Copy out the entries in full and with complete accuracy; pictures are excluded.

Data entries
* begin *
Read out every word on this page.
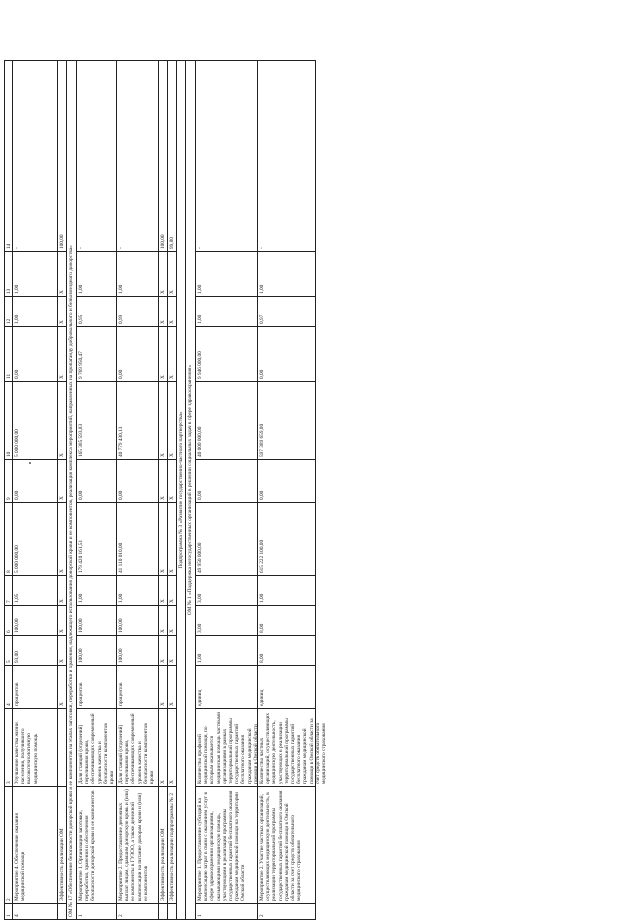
1
2
3
4
5
6
7
8
9
10
11
12
13
14
4
Мероприятие 4. Обеспечение оказания медицинской помощи
Улучшение качества жизни населения, получившего высокотехнологичную медицинскую помощь
процентов
93,00
100,00
1,05
5 000 000,00
0,00
5 000 000,00
0,00
1,00
1,00
-
Эффективность реализации ОМ
X
X
X
X
X
X
X
X
X
X
100,00
ОМ № 17 «Обеспечение безопасности донорской крови и ее компонентов на этапах заготовки, переработки и хранения, надлежащего использования донорской крови и ее компонентов, реализация комплекса мероприятий, направленных на пропаганду добровольного и безвозмездного донорства» 1
Мероприятие 1. Организация заготовки, переработки, хранения и обеспечения безопасности донорской крови и ее компонентов
Доля станций (отделений) переливания крови, обеспечивающих современный уровень качества и безопасности компонентов крови
процентов
100,00
100,00
1,00
179 420 161,51
0,00
165 385 593,83
9 769 950,47
0,95
1,00
-
2
Мероприятие 2. Предоставление денежных выплат лицам, сдавшим донорскую кровь и (или) ее компоненты в ГУЗОО, а также денежной компенсации на питание донорам крови и (или) ее компонентов
Доля станций (отделений) переливания крови, обеспечивающих современный уровень качества и безопасности компонентов крови
процентов
100,00
100,00
1,00
41 110 010,00
0,00
40 779 430,13
0,00
0,99
1,00
-
Эффективность реализации ОМ
X
X
X
X
X
X
X
X
X
X
X
100,00
Эффективность реализации подпрограммы № 2
X
X
X
X
X
X
X
X
X
X
X
99,80
Подпрограмма № 3 «Развитие государственно-частного партнерства» ОМ № 1 «Поддержка негосударственных организаций в решении социальных задач в сфере здравоохранения»
1
Мероприятие 1. Предоставление субсидий на компенсацию затрат в связи с оказанием услуг в сфере здравоохранения организациями, оказывающими медицинскую помощь, участвующими в реализации программы государственных гарантий бесплатного оказания гражданам медицинской помощи на территории Омской области
Количество профилей медицинской помощи, по которым оказывается медицинская помощь частными организациями в рамках территориальной программы государственных гарантий бесплатного оказания гражданам медицинской помощи в Омской области
единиц
1,00
3,00
3,00
49 950 000,00
0,00
40 000 000,00
9 946 000,00
1,00
1,00
-
2
Мероприятие 2. Участие частных организаций, осуществляющих медицинскую деятельность, в реализации территориальной программы государственных гарантий бесплатного оказания гражданам медицинской помощи в Омской области за счет средств обязательного медицинского страхования
Количество частных организаций, осуществляющих медицинскую деятельность, участвующих в реализации территориальной программы государственных гарантий бесплатного оказания гражданам медицинской помощи в Омской области за счет средств обязательного медицинского страхования
единиц
8,00
8,00
1,00
615 222 100,00
0,00
597 389 659,00
0,00
0,97
1,00
-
* end *
TASK OUTPUT:
Read out every word on this page.
1
2
3
4
5
6
7
8
9
10
11
12
13
14
4
Мероприятие 4. Обеспечение оказания медицинской помощи
Улучшение качества жизни населения, получившего высокотехнологичную медицинскую помощь
процентов
93,00
100,00
1,05
5 000 000,00
0,00
5 000 000,00
0,00
1,00
1,00
-
Эффективность реализации ОМ
X
X
X
X
X
X
X
X
X
X
100,00
ОМ № 17 «Обеспечение безопасности донорской крови и ее компонентов на этапах заготовки, переработки и хранения, надлежащего использования донорской крови и ее компонентов, реализация комплекса мероприятий, направленных на пропаганду добровольного и безвозмездного донорства» 1
Мероприятие 1. Организация заготовки, переработки, хранения и обеспечения безопасности донорской крови и ее компонентов
Доля станций (отделений) переливания крови, обеспечивающих современный уровень качества и безопасности компонентов крови
процентов
100,00
100,00
1,00
179 420 161,51
0,00
165 385 593,83
9 769 950,47
0,95
1,00
-
2
Мероприятие 2. Предоставление денежных выплат лицам, сдавшим донорскую кровь и (или) ее компоненты в ГУЗОО, а также денежной компенсации на питание донорам крови и (или) ее компонентов
Доля станций (отделений) переливания крови, обеспечивающих современный уровень качества и безопасности компонентов крови
процентов
100,00
100,00
1,00
41 110 010,00
0,00
40 779 430,13
0,00
0,99
1,00
-
Эффективность реализации ОМ
X
X
X
X
X
X
X
X
X
X
X
100,00
Эффективность реализации подпрограммы № 2
X
X
X
X
X
X
X
X
X
X
X
99,80
Подпрограмма № 3 «Развитие государственно-частного партнерства» ОМ № 1 «Поддержка негосударственных организаций в решении социальных задач в сфере здравоохранения»
1
Мероприятие 1. Предоставление субсидий на компенсацию затрат в связи с оказанием услуг в сфере здравоохранения организациями, оказывающими медицинскую помощь, участвующими в реализации программы государственных гарантий бесплатного оказания гражданам медицинской помощи на территории Омской области
Количество профилей медицинской помощи, по которым оказывается медицинская помощь частными организациями в рамках территориальной программы государственных гарантий бесплатного оказания гражданам медицинской помощи в Омской области
единиц
1,00
3,00
3,00
49 950 000,00
0,00
40 000 000,00
9 946 000,00
1,00
1,00
-
2
Мероприятие 2. Участие частных организаций, осуществляющих медицинскую деятельность, в реализации территориальной программы государственных гарантий бесплатного оказания гражданам медицинской помощи в Омской области за счет средств обязательного медицинского страхования
Количество частных организаций, осуществляющих медицинскую деятельность, участвующих в реализации территориальной программы государственных гарантий бесплатного оказания гражданам медицинской помощи в Омской области за счет средств обязательного медицинского страхования
единиц
8,00
8,00
1,00
615 222 100,00
0,00
597 389 659,00
0,00
0,97
1,00
-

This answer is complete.